== Objective ==
Reproduce the records. Keep every word exact and include no images.

== Task inputs ==
****************
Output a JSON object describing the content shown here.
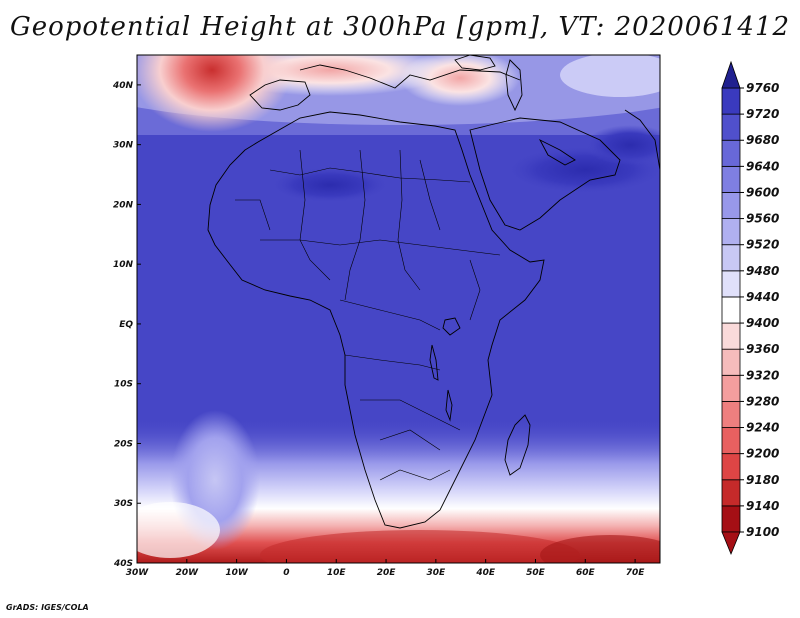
{
  "title": "Geopotential Height at 300hPa [gpm], VT: 2020061412",
  "credit": "GrADS: IGES/COLA",
  "map": {
    "projection": "latlon",
    "lon_range": [
      -30,
      75
    ],
    "lat_range": [
      -40,
      45
    ],
    "lon_ticks": [
      {
        "value": -30,
        "label": "30W"
      },
      {
        "value": -20,
        "label": "20W"
      },
      {
        "value": -10,
        "label": "10W"
      },
      {
        "value": 0,
        "label": "0"
      },
      {
        "value": 10,
        "label": "10E"
      },
      {
        "value": 20,
        "label": "20E"
      },
      {
        "value": 30,
        "label": "30E"
      },
      {
        "value": 40,
        "label": "40E"
      },
      {
        "value": 50,
        "label": "50E"
      },
      {
        "value": 60,
        "label": "60E"
      },
      {
        "value": 70,
        "label": "70E"
      }
    ],
    "lat_ticks": [
      {
        "value": 40,
        "label": "40N"
      },
      {
        "value": 30,
        "label": "30N"
      },
      {
        "value": 20,
        "label": "20N"
      },
      {
        "value": 10,
        "label": "10N"
      },
      {
        "value": 0,
        "label": "EQ"
      },
      {
        "value": -10,
        "label": "10S"
      },
      {
        "value": -20,
        "label": "20S"
      },
      {
        "value": -30,
        "label": "30S"
      },
      {
        "value": -40,
        "label": "40S"
      }
    ]
  },
  "colorbar": {
    "levels": [
      9100,
      9140,
      9180,
      9200,
      9240,
      9280,
      9320,
      9360,
      9400,
      9440,
      9480,
      9520,
      9560,
      9600,
      9640,
      9680,
      9720,
      9760
    ],
    "labels": [
      "9100",
      "9140",
      "9180",
      "9200",
      "9240",
      "9280",
      "9320",
      "9360",
      "9400",
      "9440",
      "9480",
      "9520",
      "9560",
      "9600",
      "9640",
      "9680",
      "9720",
      "9760"
    ],
    "colors": [
      "#a50f15",
      "#c52a2a",
      "#de4545",
      "#e86060",
      "#ee7f7f",
      "#f39e9e",
      "#f6bcbc",
      "#fadada",
      "#ffffff",
      "#e0e0fa",
      "#c8c8f5",
      "#b0b0f0",
      "#9898ea",
      "#7f7fe2",
      "#6868d8",
      "#5050cc",
      "#3a3abe",
      "#2c2cae",
      "#20208f"
    ]
  }
}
****************
== Output of the exercise ==
Output a JSON object describing the content shown here.
{
  "title": "Geopotential Height at 300hPa [gpm], VT: 2020061412",
  "credit": "GrADS: IGES/COLA",
  "map": {
    "projection": "latlon",
    "lon_range": [
      -30,
      75
    ],
    "lat_range": [
      -40,
      45
    ],
    "lon_ticks": [
      {
        "value": -30,
        "label": "30W"
      },
      {
        "value": -20,
        "label": "20W"
      },
      {
        "value": -10,
        "label": "10W"
      },
      {
        "value": 0,
        "label": "0"
      },
      {
        "value": 10,
        "label": "10E"
      },
      {
        "value": 20,
        "label": "20E"
      },
      {
        "value": 30,
        "label": "30E"
      },
      {
        "value": 40,
        "label": "40E"
      },
      {
        "value": 50,
        "label": "50E"
      },
      {
        "value": 60,
        "label": "60E"
      },
      {
        "value": 70,
        "label": "70E"
      }
    ],
    "lat_ticks": [
      {
        "value": 40,
        "label": "40N"
      },
      {
        "value": 30,
        "label": "30N"
      },
      {
        "value": 20,
        "label": "20N"
      },
      {
        "value": 10,
        "label": "10N"
      },
      {
        "value": 0,
        "label": "EQ"
      },
      {
        "value": -10,
        "label": "10S"
      },
      {
        "value": -20,
        "label": "20S"
      },
      {
        "value": -30,
        "label": "30S"
      },
      {
        "value": -40,
        "label": "40S"
      }
    ]
  },
  "colorbar": {
    "levels": [
      9100,
      9140,
      9180,
      9200,
      9240,
      9280,
      9320,
      9360,
      9400,
      9440,
      9480,
      9520,
      9560,
      9600,
      9640,
      9680,
      9720,
      9760
    ],
    "labels": [
      "9100",
      "9140",
      "9180",
      "9200",
      "9240",
      "9280",
      "9320",
      "9360",
      "9400",
      "9440",
      "9480",
      "9520",
      "9560",
      "9600",
      "9640",
      "9680",
      "9720",
      "9760"
    ],
    "colors": [
      "#a50f15",
      "#c52a2a",
      "#de4545",
      "#e86060",
      "#ee7f7f",
      "#f39e9e",
      "#f6bcbc",
      "#fadada",
      "#ffffff",
      "#e0e0fa",
      "#c8c8f5",
      "#b0b0f0",
      "#9898ea",
      "#7f7fe2",
      "#6868d8",
      "#5050cc",
      "#3a3abe",
      "#2c2cae",
      "#20208f"
    ]
  }
}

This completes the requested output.